__TASK REQUIREMENTS__. Show every line from the data below that includes "JSON".

(EXERCISE MATERIALS)

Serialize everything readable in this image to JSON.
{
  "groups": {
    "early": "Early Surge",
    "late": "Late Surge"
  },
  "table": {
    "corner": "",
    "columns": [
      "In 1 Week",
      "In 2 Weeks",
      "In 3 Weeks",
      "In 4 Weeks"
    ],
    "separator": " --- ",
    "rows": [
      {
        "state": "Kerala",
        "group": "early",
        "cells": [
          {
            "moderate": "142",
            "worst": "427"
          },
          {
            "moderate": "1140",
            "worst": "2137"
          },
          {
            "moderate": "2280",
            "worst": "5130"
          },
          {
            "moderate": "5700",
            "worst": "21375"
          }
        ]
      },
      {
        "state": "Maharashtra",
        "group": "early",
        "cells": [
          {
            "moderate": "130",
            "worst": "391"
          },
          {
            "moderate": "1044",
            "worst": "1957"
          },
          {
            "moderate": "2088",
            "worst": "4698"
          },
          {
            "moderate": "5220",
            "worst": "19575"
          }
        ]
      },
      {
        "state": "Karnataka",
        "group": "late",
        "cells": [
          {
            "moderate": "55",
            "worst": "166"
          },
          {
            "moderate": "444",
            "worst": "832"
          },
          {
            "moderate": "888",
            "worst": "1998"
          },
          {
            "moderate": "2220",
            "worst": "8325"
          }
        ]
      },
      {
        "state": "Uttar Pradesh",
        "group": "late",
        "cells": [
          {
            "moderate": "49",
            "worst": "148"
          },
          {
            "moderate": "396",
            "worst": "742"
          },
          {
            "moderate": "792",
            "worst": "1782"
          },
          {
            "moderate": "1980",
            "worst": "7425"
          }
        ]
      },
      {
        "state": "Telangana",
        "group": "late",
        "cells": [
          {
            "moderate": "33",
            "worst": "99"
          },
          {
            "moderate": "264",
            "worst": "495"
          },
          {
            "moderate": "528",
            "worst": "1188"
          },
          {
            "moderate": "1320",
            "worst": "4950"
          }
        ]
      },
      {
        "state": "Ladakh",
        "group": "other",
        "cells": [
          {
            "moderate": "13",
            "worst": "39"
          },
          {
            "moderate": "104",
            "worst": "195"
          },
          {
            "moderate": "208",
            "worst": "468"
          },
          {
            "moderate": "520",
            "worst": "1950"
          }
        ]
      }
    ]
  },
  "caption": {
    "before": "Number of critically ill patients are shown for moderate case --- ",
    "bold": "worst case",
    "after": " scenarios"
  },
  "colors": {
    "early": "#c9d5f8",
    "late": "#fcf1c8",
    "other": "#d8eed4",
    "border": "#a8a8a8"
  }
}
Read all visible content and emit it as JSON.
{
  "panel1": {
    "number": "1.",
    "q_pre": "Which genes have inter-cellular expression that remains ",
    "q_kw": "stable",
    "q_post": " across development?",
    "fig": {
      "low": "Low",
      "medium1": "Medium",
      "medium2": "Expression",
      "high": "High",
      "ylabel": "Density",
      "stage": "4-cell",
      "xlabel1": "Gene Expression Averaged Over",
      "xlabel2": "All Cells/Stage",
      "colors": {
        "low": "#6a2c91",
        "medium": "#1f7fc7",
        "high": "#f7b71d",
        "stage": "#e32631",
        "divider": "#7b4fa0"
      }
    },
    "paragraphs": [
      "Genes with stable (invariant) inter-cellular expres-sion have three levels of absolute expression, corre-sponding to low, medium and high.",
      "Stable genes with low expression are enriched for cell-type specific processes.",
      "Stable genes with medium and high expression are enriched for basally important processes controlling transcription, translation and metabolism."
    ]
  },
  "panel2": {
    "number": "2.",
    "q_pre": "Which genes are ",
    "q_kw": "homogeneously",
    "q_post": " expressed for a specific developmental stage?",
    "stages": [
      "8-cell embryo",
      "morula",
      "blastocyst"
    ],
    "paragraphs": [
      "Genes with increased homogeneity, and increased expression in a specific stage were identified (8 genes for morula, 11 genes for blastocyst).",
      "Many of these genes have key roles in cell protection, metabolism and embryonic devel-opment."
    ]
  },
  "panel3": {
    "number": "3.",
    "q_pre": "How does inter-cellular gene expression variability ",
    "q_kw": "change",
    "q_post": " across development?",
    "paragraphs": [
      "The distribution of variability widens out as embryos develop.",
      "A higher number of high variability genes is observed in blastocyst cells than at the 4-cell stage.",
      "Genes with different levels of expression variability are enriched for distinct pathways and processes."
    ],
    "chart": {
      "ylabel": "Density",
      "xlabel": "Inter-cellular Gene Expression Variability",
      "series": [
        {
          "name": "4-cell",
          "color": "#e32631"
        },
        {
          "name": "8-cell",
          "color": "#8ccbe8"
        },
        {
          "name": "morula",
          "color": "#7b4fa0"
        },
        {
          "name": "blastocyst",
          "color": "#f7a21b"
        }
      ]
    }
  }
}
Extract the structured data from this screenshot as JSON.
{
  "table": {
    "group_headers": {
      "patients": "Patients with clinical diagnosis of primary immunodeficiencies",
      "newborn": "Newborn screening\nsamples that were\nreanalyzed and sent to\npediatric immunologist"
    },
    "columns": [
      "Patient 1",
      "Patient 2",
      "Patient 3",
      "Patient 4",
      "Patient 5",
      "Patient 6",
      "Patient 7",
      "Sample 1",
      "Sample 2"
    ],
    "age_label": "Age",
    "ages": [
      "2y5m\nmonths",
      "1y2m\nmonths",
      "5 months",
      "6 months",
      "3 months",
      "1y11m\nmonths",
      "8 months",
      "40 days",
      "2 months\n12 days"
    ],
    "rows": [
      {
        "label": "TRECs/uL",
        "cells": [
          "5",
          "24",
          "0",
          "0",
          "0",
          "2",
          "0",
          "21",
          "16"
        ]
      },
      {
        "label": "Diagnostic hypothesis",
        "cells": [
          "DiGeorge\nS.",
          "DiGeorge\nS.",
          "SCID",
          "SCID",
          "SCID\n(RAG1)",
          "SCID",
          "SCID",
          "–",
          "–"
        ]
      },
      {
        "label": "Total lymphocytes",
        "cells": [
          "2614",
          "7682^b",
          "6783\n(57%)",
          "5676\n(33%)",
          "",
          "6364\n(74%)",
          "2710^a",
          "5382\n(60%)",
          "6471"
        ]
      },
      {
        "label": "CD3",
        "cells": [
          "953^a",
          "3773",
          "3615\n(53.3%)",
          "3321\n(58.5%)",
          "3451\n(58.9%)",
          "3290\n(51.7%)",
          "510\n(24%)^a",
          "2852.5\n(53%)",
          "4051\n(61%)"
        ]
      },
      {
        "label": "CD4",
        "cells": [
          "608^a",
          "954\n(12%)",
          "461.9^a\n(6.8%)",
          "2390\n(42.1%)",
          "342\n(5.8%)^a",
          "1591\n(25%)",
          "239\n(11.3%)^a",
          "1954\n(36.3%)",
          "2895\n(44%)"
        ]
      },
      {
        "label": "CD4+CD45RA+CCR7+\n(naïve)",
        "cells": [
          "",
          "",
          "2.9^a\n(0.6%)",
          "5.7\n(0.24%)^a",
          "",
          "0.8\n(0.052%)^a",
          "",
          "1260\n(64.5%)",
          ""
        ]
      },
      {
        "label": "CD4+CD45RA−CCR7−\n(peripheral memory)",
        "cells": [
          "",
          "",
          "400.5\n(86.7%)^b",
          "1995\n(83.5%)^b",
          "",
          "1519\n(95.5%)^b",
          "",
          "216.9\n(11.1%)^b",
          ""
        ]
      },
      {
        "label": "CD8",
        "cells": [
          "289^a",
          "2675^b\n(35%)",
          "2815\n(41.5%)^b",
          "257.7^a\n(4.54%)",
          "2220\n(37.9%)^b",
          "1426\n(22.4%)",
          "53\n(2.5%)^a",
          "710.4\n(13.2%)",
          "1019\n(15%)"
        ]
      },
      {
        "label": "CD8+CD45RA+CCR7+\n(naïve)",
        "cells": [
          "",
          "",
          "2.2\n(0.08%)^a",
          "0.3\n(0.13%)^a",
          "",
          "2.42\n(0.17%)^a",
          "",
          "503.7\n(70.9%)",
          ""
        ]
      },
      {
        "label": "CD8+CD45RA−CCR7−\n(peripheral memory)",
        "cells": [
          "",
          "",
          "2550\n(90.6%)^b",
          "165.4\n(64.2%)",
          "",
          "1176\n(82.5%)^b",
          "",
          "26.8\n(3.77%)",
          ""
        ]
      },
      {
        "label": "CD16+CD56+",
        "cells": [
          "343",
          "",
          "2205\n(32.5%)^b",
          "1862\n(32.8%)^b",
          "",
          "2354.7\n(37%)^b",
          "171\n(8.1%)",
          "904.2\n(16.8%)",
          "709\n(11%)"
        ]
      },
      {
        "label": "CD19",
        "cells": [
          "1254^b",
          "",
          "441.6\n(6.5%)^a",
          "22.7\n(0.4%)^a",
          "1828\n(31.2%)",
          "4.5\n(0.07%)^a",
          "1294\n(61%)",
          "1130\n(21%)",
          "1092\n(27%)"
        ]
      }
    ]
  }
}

(End EXERCISE MATERIALS)

__THE ANSWER__.
Serialize everything readable in this image to JSON.
Read all visible content and emit it as JSON.
Extract the structured data from this screenshot as JSON.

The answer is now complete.